>> Start Available records
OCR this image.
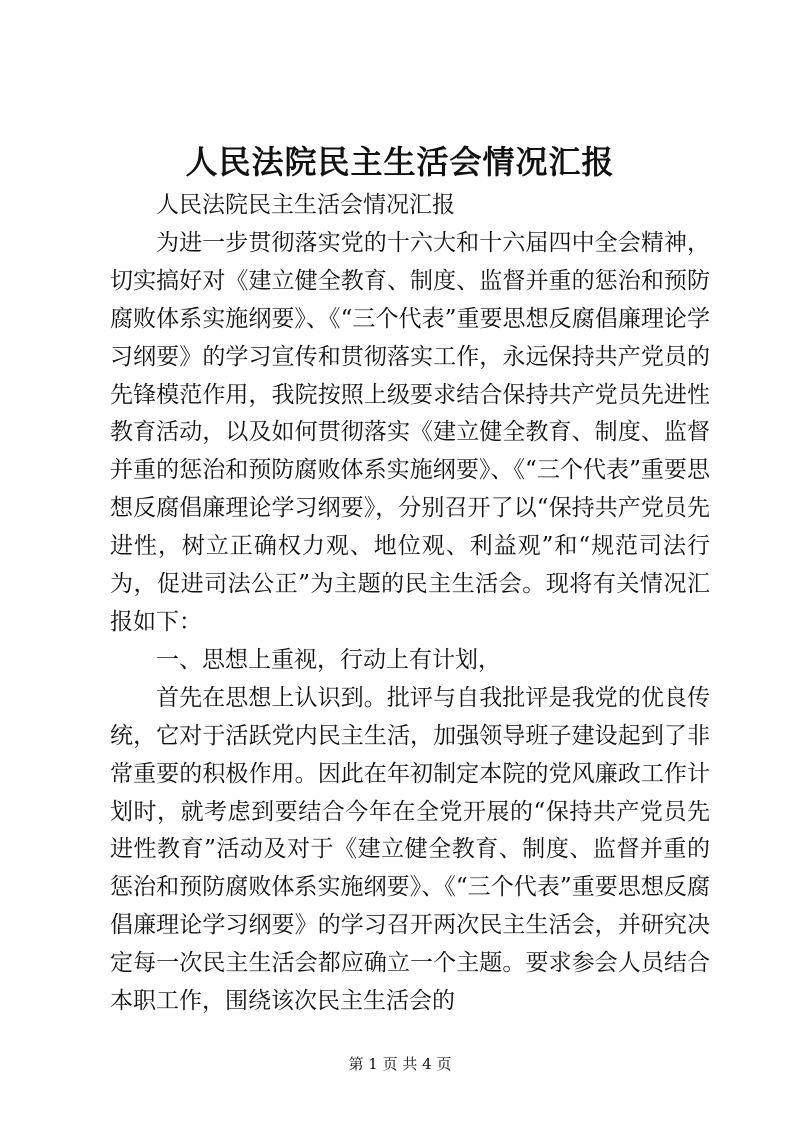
人民法院民主生活会情况汇报

人民法院民主生活会情况汇报

为进一步贯彻落实党的十六大和十六届四中全会精神，切实搞好对《建立健全教育、制度、监督并重的惩治和预防腐败体系实施纲要》、《“三个代表”重要思想反腐倡廉理论学习纲要》的学习宣传和贯彻落实工作，永远保持共产党员的先锋模范作用，我院按照上级要求结合保持共产党员先进性教育活动，以及如何贯彻落实《建立健全教育、制度、监督并重的惩治和预防腐败体系实施纲要》、《“三个代表”重要思想反腐倡廉理论学习纲要》，分别召开了以“保持共产党员先进性，树立正确权力观、地位观、利益观”和“规范司法行为，促进司法公正”为主题的民主生活会。现将有关情况汇报如下：

一、思想上重视，行动上有计划，

首先在思想上认识到。批评与自我批评是我党的优良传统，它对于活跃党内民主生活，加强领导班子建设起到了非常重要的积极作用。因此在年初制定本院的党风廉政工作计划时，就考虑到要结合今年在全党开展的“保持共产党员先进性教育”活动及对于《建立健全教育、制度、监督并重的惩治和预防腐败体系实施纲要》、《“三个代表”重要思想反腐倡廉理论学习纲要》的学习召开两次民主生活会，并研究决定每一次民主生活会都应确立一个主题。要求参会人员结合本职工作，围绕该次民主生活会的

第 1 页 共 4 页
>> End Available records
*Exercise requirements*: State the count of lines above containing the string "重要思想反腐倡廉理论学习纲要", and add nothing to it.

*Answer in full*: 2